[START]
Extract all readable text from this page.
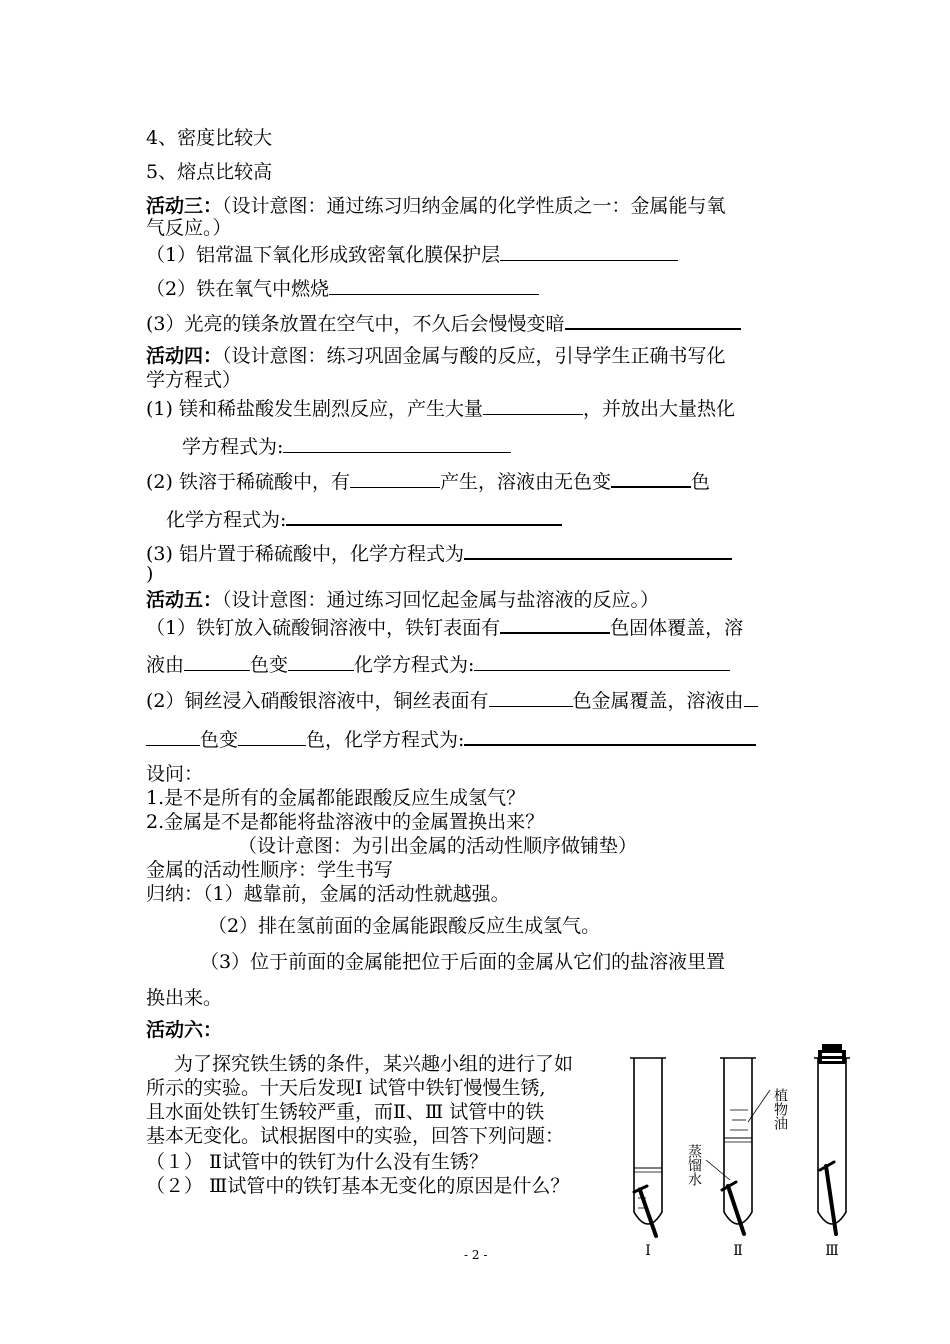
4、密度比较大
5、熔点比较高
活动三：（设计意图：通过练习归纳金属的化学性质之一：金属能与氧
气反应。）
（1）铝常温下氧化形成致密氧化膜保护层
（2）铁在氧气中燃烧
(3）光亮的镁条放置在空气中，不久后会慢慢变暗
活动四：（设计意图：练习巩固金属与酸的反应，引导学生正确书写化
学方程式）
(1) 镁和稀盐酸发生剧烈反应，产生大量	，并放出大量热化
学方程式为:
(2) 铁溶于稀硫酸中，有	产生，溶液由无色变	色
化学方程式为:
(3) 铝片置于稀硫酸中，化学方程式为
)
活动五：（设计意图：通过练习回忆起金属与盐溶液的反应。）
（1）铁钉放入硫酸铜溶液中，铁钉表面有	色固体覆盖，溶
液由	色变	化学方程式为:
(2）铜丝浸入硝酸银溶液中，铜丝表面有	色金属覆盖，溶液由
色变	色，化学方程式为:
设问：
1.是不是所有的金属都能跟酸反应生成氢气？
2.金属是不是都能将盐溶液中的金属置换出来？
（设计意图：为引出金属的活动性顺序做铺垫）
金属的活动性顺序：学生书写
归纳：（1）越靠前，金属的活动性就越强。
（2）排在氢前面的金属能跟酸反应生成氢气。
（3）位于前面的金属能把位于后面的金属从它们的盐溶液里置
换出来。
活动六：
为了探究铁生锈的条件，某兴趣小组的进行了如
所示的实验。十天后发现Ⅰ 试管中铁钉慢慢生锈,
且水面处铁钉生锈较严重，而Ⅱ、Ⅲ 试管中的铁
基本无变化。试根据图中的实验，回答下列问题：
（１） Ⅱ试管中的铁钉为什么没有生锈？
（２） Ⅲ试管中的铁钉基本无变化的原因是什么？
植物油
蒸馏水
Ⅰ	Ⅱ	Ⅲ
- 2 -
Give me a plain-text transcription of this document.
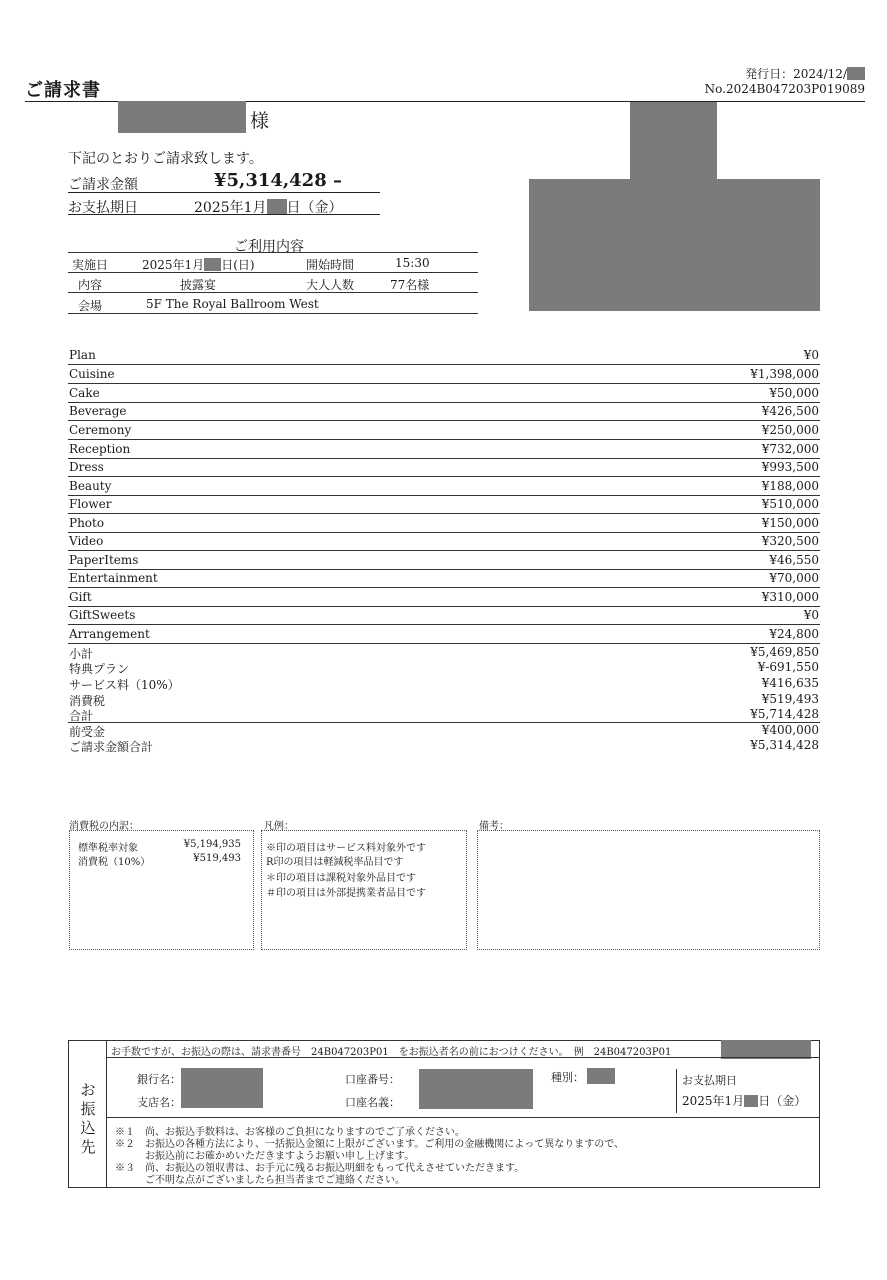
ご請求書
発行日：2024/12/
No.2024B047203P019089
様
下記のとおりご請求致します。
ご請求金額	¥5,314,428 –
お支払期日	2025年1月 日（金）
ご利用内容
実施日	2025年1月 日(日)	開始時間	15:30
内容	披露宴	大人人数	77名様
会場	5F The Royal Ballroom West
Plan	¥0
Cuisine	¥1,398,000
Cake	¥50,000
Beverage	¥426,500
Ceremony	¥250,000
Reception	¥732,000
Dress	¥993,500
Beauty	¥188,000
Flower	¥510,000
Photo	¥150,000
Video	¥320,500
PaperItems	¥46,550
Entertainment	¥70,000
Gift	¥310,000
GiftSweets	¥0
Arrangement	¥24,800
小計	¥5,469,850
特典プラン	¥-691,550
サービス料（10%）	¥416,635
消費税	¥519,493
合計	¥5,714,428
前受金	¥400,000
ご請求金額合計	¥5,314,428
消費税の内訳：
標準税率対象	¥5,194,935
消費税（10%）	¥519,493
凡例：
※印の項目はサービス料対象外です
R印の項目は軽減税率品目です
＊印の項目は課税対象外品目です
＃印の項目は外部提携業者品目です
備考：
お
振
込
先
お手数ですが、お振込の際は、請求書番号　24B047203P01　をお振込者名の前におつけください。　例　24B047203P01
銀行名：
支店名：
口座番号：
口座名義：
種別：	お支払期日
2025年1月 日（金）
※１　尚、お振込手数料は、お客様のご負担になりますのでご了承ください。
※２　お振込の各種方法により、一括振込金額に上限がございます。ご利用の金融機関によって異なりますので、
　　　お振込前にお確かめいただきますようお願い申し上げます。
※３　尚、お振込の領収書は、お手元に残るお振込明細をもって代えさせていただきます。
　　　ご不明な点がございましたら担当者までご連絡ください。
[END]
**Aim of the task:** In the records above, how many lines hold the string "设计意图"? Reply with only the number.

**Full response:** 4